### Data supplied

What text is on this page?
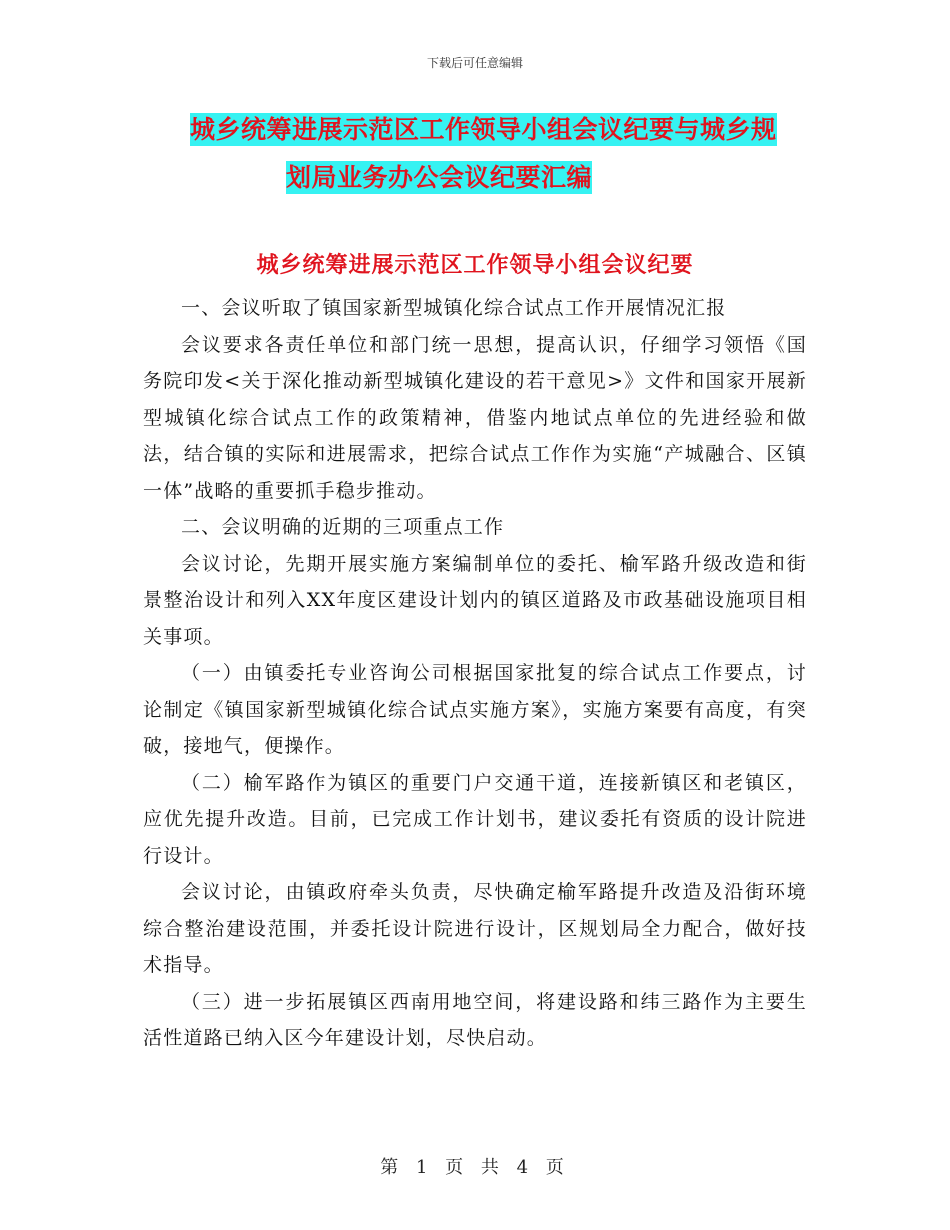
下载后可任意编辑
城乡统筹进展示范区工作领导小组会议纪要与城乡规
划局业务办公会议纪要汇编
城乡统筹进展示范区工作领导小组会议纪要

一、会议听取了镇国家新型城镇化综合试点工作开展情况汇报

会议要求各责任单位和部门统一思想，提高认识，仔细学习领悟《国务院印发<关于深化推动新型城镇化建设的若干意见>》文件和国家开展新型城镇化综合试点工作的政策精神，借鉴内地试点单位的先进经验和做法，结合镇的实际和进展需求，把综合试点工作作为实施“产城融合、区镇一体”战略的重要抓手稳步推动。

二、会议明确的近期的三项重点工作

会议讨论，先期开展实施方案编制单位的委托、榆军路升级改造和街景整治设计和列入XX年度区建设计划内的镇区道路及市政基础设施项目相关事项。

（一）由镇委托专业咨询公司根据国家批复的综合试点工作要点，讨论制定《镇国家新型城镇化综合试点实施方案》，实施方案要有高度，有突破，接地气，便操作。

（二）榆军路作为镇区的重要门户交通干道，连接新镇区和老镇区，应优先提升改造。目前，已完成工作计划书，建议委托有资质的设计院进行设计。

会议讨论，由镇政府牵头负责，尽快确定榆军路提升改造及沿街环境综合整治建设范围，并委托设计院进行设计，区规划局全力配合，做好技术指导。

（三）进一步拓展镇区西南用地空间，将建设路和纬三路作为主要生活性道路已纳入区今年建设计划，尽快启动。

第 1 页 共 4 页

### Task
Give every line above again exactly, with no pictures.

### Reply
What text is on this page?
下载后可任意编辑
城乡统筹进展示范区工作领导小组会议纪要与城乡规
划局业务办公会议纪要汇编
城乡统筹进展示范区工作领导小组会议纪要

一、会议听取了镇国家新型城镇化综合试点工作开展情况汇报

会议要求各责任单位和部门统一思想，提高认识，仔细学习领悟《国务院印发<关于深化推动新型城镇化建设的若干意见>》文件和国家开展新型城镇化综合试点工作的政策精神，借鉴内地试点单位的先进经验和做法，结合镇的实际和进展需求，把综合试点工作作为实施“产城融合、区镇一体”战略的重要抓手稳步推动。

二、会议明确的近期的三项重点工作

会议讨论，先期开展实施方案编制单位的委托、榆军路升级改造和街景整治设计和列入XX年度区建设计划内的镇区道路及市政基础设施项目相关事项。

（一）由镇委托专业咨询公司根据国家批复的综合试点工作要点，讨论制定《镇国家新型城镇化综合试点实施方案》，实施方案要有高度，有突破，接地气，便操作。

（二）榆军路作为镇区的重要门户交通干道，连接新镇区和老镇区，应优先提升改造。目前，已完成工作计划书，建议委托有资质的设计院进行设计。

会议讨论，由镇政府牵头负责，尽快确定榆军路提升改造及沿街环境综合整治建设范围，并委托设计院进行设计，区规划局全力配合，做好技术指导。

（三）进一步拓展镇区西南用地空间，将建设路和纬三路作为主要生活性道路已纳入区今年建设计划，尽快启动。

第 1 页 共 4 页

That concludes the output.